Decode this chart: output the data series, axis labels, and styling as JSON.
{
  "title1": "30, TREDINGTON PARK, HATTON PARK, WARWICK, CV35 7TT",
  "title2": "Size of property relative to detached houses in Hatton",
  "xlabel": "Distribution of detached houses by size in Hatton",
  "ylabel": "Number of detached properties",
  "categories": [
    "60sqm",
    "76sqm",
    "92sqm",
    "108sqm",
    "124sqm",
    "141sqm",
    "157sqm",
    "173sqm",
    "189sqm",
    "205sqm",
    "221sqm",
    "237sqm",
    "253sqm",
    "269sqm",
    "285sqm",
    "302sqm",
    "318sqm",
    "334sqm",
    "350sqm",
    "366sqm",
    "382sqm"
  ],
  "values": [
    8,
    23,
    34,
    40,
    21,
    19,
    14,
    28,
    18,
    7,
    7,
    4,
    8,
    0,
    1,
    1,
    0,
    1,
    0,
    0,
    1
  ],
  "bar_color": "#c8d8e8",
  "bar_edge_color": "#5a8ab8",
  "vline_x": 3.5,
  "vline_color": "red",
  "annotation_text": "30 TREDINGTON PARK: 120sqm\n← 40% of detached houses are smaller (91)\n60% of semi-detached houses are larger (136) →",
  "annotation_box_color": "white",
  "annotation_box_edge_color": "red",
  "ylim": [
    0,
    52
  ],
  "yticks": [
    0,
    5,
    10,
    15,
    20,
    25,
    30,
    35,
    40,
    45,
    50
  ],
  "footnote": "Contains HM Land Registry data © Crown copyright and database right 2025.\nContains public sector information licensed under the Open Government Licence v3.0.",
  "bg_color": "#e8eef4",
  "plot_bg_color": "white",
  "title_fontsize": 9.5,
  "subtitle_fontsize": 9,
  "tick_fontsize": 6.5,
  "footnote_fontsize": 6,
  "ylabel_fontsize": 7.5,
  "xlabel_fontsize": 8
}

▸ PROBLEM DETAILS
The records above should be repeated in full, exactly as given.

▸ THE ANSWER
Decode this chart: output the data series, axis labels, and styling as JSON.
{
  "title1": "30, TREDINGTON PARK, HATTON PARK, WARWICK, CV35 7TT",
  "title2": "Size of property relative to detached houses in Hatton",
  "xlabel": "Distribution of detached houses by size in Hatton",
  "ylabel": "Number of detached properties",
  "categories": [
    "60sqm",
    "76sqm",
    "92sqm",
    "108sqm",
    "124sqm",
    "141sqm",
    "157sqm",
    "173sqm",
    "189sqm",
    "205sqm",
    "221sqm",
    "237sqm",
    "253sqm",
    "269sqm",
    "285sqm",
    "302sqm",
    "318sqm",
    "334sqm",
    "350sqm",
    "366sqm",
    "382sqm"
  ],
  "values": [
    8,
    23,
    34,
    40,
    21,
    19,
    14,
    28,
    18,
    7,
    7,
    4,
    8,
    0,
    1,
    1,
    0,
    1,
    0,
    0,
    1
  ],
  "bar_color": "#c8d8e8",
  "bar_edge_color": "#5a8ab8",
  "vline_x": 3.5,
  "vline_color": "red",
  "annotation_text": "30 TREDINGTON PARK: 120sqm\n← 40% of detached houses are smaller (91)\n60% of semi-detached houses are larger (136) →",
  "annotation_box_color": "white",
  "annotation_box_edge_color": "red",
  "ylim": [
    0,
    52
  ],
  "yticks": [
    0,
    5,
    10,
    15,
    20,
    25,
    30,
    35,
    40,
    45,
    50
  ],
  "footnote": "Contains HM Land Registry data © Crown copyright and database right 2025.\nContains public sector information licensed under the Open Government Licence v3.0.",
  "bg_color": "#e8eef4",
  "plot_bg_color": "white",
  "title_fontsize": 9.5,
  "subtitle_fontsize": 9,
  "tick_fontsize": 6.5,
  "footnote_fontsize": 6,
  "ylabel_fontsize": 7.5,
  "xlabel_fontsize": 8
}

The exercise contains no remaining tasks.